### Dataset records

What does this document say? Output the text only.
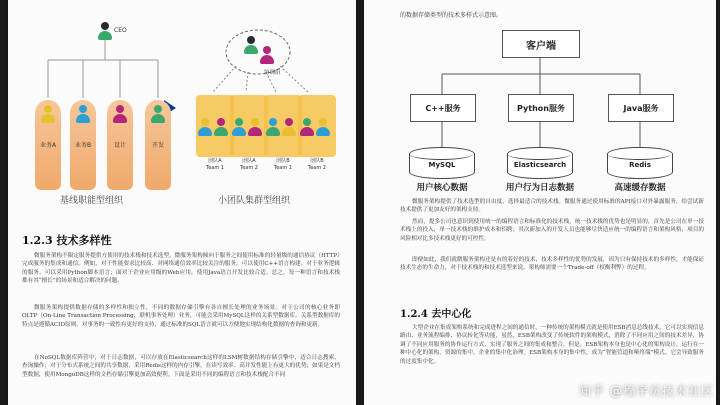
CEO
业务A	业务B	设计	开发
基线职能型组织
协调组
团队A
Team 1
团队A
Team 2
团队B
Team 1
团队B
Team 2
小团队集群型组织
1.2.3 技术多样性
微服务架构不限定服务提供方使用的技术栈和技术选型，微服务架构倾向于服务之间使用标准的轻量级的通信协议（HTTP）完成服务的集成和通信。例如，对于性能要求比较高、对网络通信效率比较关注的服务，可以使用C++语言构建；对于业务逻辑的服务，可以采用Python脚本语言；面对于企业应用级的Web应用，使用Java语言开发比较合适。总之，每一种语言和技术栈都有其“擅长”的场景和适合解决的问题。
微服务架构提供数据存储的多样性和独立性，不同的数据存储引擎有各自擅长处理的业务场景。对于公司的核心业务即OLTP（On-Line Transaction Processing，联机事务处理）业务，可能会采用MySQL这样的关系型数据库。关系型数据库的特点是遵循ACID原则，对事务的一致性有更好的支持，通过标准的SQL语言就可以方便地实现结构化数据的查询和更新。
在NoSQL数据库阵营中，对于日志数据，可以存放在Elasticsearch这样的LSM树数据结构存储引擎中，适合日志搜索、查询操作；对于分布式系统之间的共享数据，采用Redis这样的内存引擎，在读写效率、高并发性能上有更大的优势；如果是文档型数据，使用MongoDB这样的文档存储引擎更加高效便利。下面是采用不同的编程语言和技术栈配合不同
的数据存储类型的技术多样式示意图。
客户端
C++服务	Python服务	Java服务
MySQL	Elasticsearch	Redis
用户核心数据	用户行为日志数据	高速缓存数据
微服务架构提供了技术选型的自由度，选择最适合的技术栈。微服务通过使用标准的API接口对外暴露服务，给尝试新技术提供了更加友好的架构支持。
然而，提多公司也意识到使用统一的编程语言和标准化的技术栈，统一技术栈的优势也是明显的，首先是公司在单一技术栈上的投入，单一技术栈的维护成本和招聘；其次新加入的开发人员也能够尽快适应统一的编程语言和架构风格，项目的风险相对比多技术栈更好的可控性。
即便如此，我们就微服务架构还是有的着好的技术，技术多样性的优势的发展，因为只有保持技术的多样性，才能保证技术生态的生命力，对于技术栈的和技术选型来说，架构师需要一个Trade-off（权衡利弊）的过程。
1.2.4 去中心化
大型企业在集成架构系统和完成进程之间的通信时，一种传统的架构模式就是使用ESB消息总线技术。它可以实现信息路由、业务流程编排、协议转化等功能，虽然，ESB架构改变了传统软件的架构模式，消除了不同应用之间的技术差异，协调了不同应用服务的协作运行方式，实现了服务之间的集成和整合。但是，ESB架构本身也是中心化的架构设计，运行在一种中心化的架构，资源的集中，企业的集中化治理。ESB架构本身的集中性，成为“智能管道和哑终端”模式。它会导致服务的过度集中化。
知乎 @程序员技术社区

### Task requirements
Quote everything in the listing above exactly; pictures are the only thing to omit.

### Exercise answer
What does this document say? Output the text only.
CEO
业务A	业务B	设计	开发
基线职能型组织
协调组
团队A
Team 1
团队A
Team 2
团队B
Team 1
团队B
Team 2
小团队集群型组织
1.2.3 技术多样性
微服务架构不限定服务提供方使用的技术栈和技术选型，微服务架构倾向于服务之间使用标准的轻量级的通信协议（HTTP）完成服务的集成和通信。例如，对于性能要求比较高、对网络通信效率比较关注的服务，可以使用C++语言构建；对于业务逻辑的服务，可以采用Python脚本语言；面对于企业应用级的Web应用，使用Java语言开发比较合适。总之，每一种语言和技术栈都有其“擅长”的场景和适合解决的问题。
微服务架构提供数据存储的多样性和独立性，不同的数据存储引擎有各自擅长处理的业务场景。对于公司的核心业务即OLTP（On-Line Transaction Processing，联机事务处理）业务，可能会采用MySQL这样的关系型数据库。关系型数据库的特点是遵循ACID原则，对事务的一致性有更好的支持，通过标准的SQL语言就可以方便地实现结构化数据的查询和更新。
在NoSQL数据库阵营中，对于日志数据，可以存放在Elasticsearch这样的LSM树数据结构存储引擎中，适合日志搜索、查询操作；对于分布式系统之间的共享数据，采用Redis这样的内存引擎，在读写效率、高并发性能上有更大的优势；如果是文档型数据，使用MongoDB这样的文档存储引擎更加高效便利。下面是采用不同的编程语言和技术栈配合不同
的数据存储类型的技术多样式示意图。
客户端
C++服务	Python服务	Java服务
MySQL	Elasticsearch	Redis
用户核心数据	用户行为日志数据	高速缓存数据
微服务架构提供了技术选型的自由度，选择最适合的技术栈。微服务通过使用标准的API接口对外暴露服务，给尝试新技术提供了更加友好的架构支持。
然而，提多公司也意识到使用统一的编程语言和标准化的技术栈，统一技术栈的优势也是明显的，首先是公司在单一技术栈上的投入，单一技术栈的维护成本和招聘；其次新加入的开发人员也能够尽快适应统一的编程语言和架构风格，项目的风险相对比多技术栈更好的可控性。
即便如此，我们就微服务架构还是有的着好的技术，技术多样性的优势的发展，因为只有保持技术的多样性，才能保证技术生态的生命力，对于技术栈的和技术选型来说，架构师需要一个Trade-off（权衡利弊）的过程。
1.2.4 去中心化
大型企业在集成架构系统和完成进程之间的通信时，一种传统的架构模式就是使用ESB消息总线技术。它可以实现信息路由、业务流程编排、协议转化等功能，虽然，ESB架构改变了传统软件的架构模式，消除了不同应用之间的技术差异，协调了不同应用服务的协作运行方式，实现了服务之间的集成和整合。但是，ESB架构本身也是中心化的架构设计，运行在一种中心化的架构，资源的集中，企业的集中化治理。ESB架构本身的集中性，成为“智能管道和哑终端”模式。它会导致服务的过度集中化。
知乎 @程序员技术社区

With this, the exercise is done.